**DATA EXTRACT**
>> start

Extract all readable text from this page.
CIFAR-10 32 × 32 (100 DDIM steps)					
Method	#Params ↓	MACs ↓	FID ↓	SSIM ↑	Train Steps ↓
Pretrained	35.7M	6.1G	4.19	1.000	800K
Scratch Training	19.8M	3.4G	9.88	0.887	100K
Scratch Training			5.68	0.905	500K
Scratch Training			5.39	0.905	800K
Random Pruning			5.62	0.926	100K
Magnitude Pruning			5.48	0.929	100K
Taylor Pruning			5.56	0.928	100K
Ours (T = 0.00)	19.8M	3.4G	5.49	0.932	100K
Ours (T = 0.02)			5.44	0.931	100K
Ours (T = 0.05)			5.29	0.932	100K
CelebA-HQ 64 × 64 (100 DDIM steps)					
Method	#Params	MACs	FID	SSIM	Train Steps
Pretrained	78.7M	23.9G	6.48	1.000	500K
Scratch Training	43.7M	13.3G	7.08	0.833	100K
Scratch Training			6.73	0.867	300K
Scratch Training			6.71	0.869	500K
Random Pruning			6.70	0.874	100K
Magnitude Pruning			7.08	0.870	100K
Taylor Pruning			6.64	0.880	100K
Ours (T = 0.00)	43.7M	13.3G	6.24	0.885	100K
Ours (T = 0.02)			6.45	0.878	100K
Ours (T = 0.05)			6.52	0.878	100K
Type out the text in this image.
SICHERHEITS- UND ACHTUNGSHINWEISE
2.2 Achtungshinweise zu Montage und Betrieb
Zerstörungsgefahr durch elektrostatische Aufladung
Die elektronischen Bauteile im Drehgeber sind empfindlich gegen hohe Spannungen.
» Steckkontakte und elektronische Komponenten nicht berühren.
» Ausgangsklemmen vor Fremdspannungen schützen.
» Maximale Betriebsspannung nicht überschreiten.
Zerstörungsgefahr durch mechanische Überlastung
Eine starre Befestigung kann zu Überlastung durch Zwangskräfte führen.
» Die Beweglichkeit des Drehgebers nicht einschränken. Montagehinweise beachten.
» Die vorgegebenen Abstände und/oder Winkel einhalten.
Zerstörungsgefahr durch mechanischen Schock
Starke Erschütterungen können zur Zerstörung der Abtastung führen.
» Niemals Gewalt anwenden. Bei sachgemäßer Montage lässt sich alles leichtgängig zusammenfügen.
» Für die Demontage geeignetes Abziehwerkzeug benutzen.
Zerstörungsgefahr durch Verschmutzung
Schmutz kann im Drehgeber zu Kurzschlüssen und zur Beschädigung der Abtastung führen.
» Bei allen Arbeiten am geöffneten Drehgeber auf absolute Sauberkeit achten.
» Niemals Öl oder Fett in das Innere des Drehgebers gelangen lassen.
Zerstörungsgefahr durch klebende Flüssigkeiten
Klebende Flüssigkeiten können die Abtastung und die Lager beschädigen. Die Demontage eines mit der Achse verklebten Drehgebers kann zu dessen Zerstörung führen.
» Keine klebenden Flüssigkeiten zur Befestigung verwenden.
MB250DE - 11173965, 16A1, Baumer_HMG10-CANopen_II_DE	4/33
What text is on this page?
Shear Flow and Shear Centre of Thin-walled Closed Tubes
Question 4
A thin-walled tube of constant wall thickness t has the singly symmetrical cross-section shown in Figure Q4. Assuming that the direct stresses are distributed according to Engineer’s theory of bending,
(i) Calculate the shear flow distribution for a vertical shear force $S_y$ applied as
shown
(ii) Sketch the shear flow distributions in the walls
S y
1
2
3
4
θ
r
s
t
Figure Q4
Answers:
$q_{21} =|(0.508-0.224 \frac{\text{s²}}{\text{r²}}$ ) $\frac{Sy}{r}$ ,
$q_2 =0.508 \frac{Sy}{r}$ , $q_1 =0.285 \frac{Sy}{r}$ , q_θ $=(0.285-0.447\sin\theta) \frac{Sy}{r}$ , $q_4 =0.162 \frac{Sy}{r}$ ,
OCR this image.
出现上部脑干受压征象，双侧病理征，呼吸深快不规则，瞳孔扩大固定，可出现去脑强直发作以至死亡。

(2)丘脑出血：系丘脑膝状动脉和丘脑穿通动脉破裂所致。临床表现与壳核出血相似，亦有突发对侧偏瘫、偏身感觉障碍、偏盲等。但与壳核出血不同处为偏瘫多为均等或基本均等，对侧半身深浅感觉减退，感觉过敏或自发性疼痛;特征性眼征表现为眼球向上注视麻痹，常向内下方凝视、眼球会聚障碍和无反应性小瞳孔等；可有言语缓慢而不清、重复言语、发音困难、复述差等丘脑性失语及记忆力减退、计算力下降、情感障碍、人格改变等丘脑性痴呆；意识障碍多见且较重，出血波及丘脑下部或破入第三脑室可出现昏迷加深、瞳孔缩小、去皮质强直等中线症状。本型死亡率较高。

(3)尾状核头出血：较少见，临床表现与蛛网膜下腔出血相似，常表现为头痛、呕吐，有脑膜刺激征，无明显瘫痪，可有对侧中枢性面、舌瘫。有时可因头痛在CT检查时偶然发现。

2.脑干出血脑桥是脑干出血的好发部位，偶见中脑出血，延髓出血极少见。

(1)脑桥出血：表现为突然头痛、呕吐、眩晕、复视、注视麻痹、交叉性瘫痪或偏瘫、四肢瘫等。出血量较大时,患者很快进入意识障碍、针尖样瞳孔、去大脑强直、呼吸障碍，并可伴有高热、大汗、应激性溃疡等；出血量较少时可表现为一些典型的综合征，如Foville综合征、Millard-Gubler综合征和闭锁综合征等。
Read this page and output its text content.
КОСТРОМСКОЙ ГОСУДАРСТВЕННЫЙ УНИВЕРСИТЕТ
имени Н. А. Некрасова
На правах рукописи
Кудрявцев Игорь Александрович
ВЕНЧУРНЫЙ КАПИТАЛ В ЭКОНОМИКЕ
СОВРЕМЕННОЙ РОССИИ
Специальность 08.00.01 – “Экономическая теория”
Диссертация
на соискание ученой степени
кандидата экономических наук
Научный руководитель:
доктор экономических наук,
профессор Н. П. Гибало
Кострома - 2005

>> end

**WHAT YOU WILL DO**
Type out the whole listing above again, exactly as it stands.

**FINAL RESULT**
Extract all readable text from this page.
CIFAR-10 32 × 32 (100 DDIM steps)					
Method	#Params ↓	MACs ↓	FID ↓	SSIM ↑	Train Steps ↓
Pretrained	35.7M	6.1G	4.19	1.000	800K
Scratch Training	19.8M	3.4G	9.88	0.887	100K
Scratch Training			5.68	0.905	500K
Scratch Training			5.39	0.905	800K
Random Pruning			5.62	0.926	100K
Magnitude Pruning			5.48	0.929	100K
Taylor Pruning			5.56	0.928	100K
Ours (T = 0.00)	19.8M	3.4G	5.49	0.932	100K
Ours (T = 0.02)			5.44	0.931	100K
Ours (T = 0.05)			5.29	0.932	100K
CelebA-HQ 64 × 64 (100 DDIM steps)					
Method	#Params	MACs	FID	SSIM	Train Steps
Pretrained	78.7M	23.9G	6.48	1.000	500K
Scratch Training	43.7M	13.3G	7.08	0.833	100K
Scratch Training			6.73	0.867	300K
Scratch Training			6.71	0.869	500K
Random Pruning			6.70	0.874	100K
Magnitude Pruning			7.08	0.870	100K
Taylor Pruning			6.64	0.880	100K
Ours (T = 0.00)	43.7M	13.3G	6.24	0.885	100K
Ours (T = 0.02)			6.45	0.878	100K
Ours (T = 0.05)			6.52	0.878	100K
Type out the text in this image.
SICHERHEITS- UND ACHTUNGSHINWEISE
2.2 Achtungshinweise zu Montage und Betrieb
Zerstörungsgefahr durch elektrostatische Aufladung
Die elektronischen Bauteile im Drehgeber sind empfindlich gegen hohe Spannungen.
» Steckkontakte und elektronische Komponenten nicht berühren.
» Ausgangsklemmen vor Fremdspannungen schützen.
» Maximale Betriebsspannung nicht überschreiten.
Zerstörungsgefahr durch mechanische Überlastung
Eine starre Befestigung kann zu Überlastung durch Zwangskräfte führen.
» Die Beweglichkeit des Drehgebers nicht einschränken. Montagehinweise beachten.
» Die vorgegebenen Abstände und/oder Winkel einhalten.
Zerstörungsgefahr durch mechanischen Schock
Starke Erschütterungen können zur Zerstörung der Abtastung führen.
» Niemals Gewalt anwenden. Bei sachgemäßer Montage lässt sich alles leichtgängig zusammenfügen.
» Für die Demontage geeignetes Abziehwerkzeug benutzen.
Zerstörungsgefahr durch Verschmutzung
Schmutz kann im Drehgeber zu Kurzschlüssen und zur Beschädigung der Abtastung führen.
» Bei allen Arbeiten am geöffneten Drehgeber auf absolute Sauberkeit achten.
» Niemals Öl oder Fett in das Innere des Drehgebers gelangen lassen.
Zerstörungsgefahr durch klebende Flüssigkeiten
Klebende Flüssigkeiten können die Abtastung und die Lager beschädigen. Die Demontage eines mit der Achse verklebten Drehgebers kann zu dessen Zerstörung führen.
» Keine klebenden Flüssigkeiten zur Befestigung verwenden.
MB250DE - 11173965, 16A1, Baumer_HMG10-CANopen_II_DE	4/33
What text is on this page?
Shear Flow and Shear Centre of Thin-walled Closed Tubes
Question 4
A thin-walled tube of constant wall thickness t has the singly symmetrical cross-section shown in Figure Q4. Assuming that the direct stresses are distributed according to Engineer’s theory of bending,
(i) Calculate the shear flow distribution for a vertical shear force $S_y$ applied as
shown
(ii) Sketch the shear flow distributions in the walls
S y
1
2
3
4
θ
r
s
t
Figure Q4
Answers:
$q_{21} =|(0.508-0.224 \frac{\text{s²}}{\text{r²}}$ ) $\frac{Sy}{r}$ ,
$q_2 =0.508 \frac{Sy}{r}$ , $q_1 =0.285 \frac{Sy}{r}$ , q_θ $=(0.285-0.447\sin\theta) \frac{Sy}{r}$ , $q_4 =0.162 \frac{Sy}{r}$ ,
OCR this image.
出现上部脑干受压征象，双侧病理征，呼吸深快不规则，瞳孔扩大固定，可出现去脑强直发作以至死亡。

(2)丘脑出血：系丘脑膝状动脉和丘脑穿通动脉破裂所致。临床表现与壳核出血相似，亦有突发对侧偏瘫、偏身感觉障碍、偏盲等。但与壳核出血不同处为偏瘫多为均等或基本均等，对侧半身深浅感觉减退，感觉过敏或自发性疼痛;特征性眼征表现为眼球向上注视麻痹，常向内下方凝视、眼球会聚障碍和无反应性小瞳孔等；可有言语缓慢而不清、重复言语、发音困难、复述差等丘脑性失语及记忆力减退、计算力下降、情感障碍、人格改变等丘脑性痴呆；意识障碍多见且较重，出血波及丘脑下部或破入第三脑室可出现昏迷加深、瞳孔缩小、去皮质强直等中线症状。本型死亡率较高。

(3)尾状核头出血：较少见，临床表现与蛛网膜下腔出血相似，常表现为头痛、呕吐，有脑膜刺激征，无明显瘫痪，可有对侧中枢性面、舌瘫。有时可因头痛在CT检查时偶然发现。

2.脑干出血脑桥是脑干出血的好发部位，偶见中脑出血，延髓出血极少见。

(1)脑桥出血：表现为突然头痛、呕吐、眩晕、复视、注视麻痹、交叉性瘫痪或偏瘫、四肢瘫等。出血量较大时,患者很快进入意识障碍、针尖样瞳孔、去大脑强直、呼吸障碍，并可伴有高热、大汗、应激性溃疡等；出血量较少时可表现为一些典型的综合征，如Foville综合征、Millard-Gubler综合征和闭锁综合征等。
Read this page and output its text content.
КОСТРОМСКОЙ ГОСУДАРСТВЕННЫЙ УНИВЕРСИТЕТ
имени Н. А. Некрасова
На правах рукописи
Кудрявцев Игорь Александрович
ВЕНЧУРНЫЙ КАПИТАЛ В ЭКОНОМИКЕ
СОВРЕМЕННОЙ РОССИИ
Специальность 08.00.01 – “Экономическая теория”
Диссертация
на соискание ученой степени
кандидата экономических наук
Научный руководитель:
доктор экономических наук,
профессор Н. П. Гибало
Кострома - 2005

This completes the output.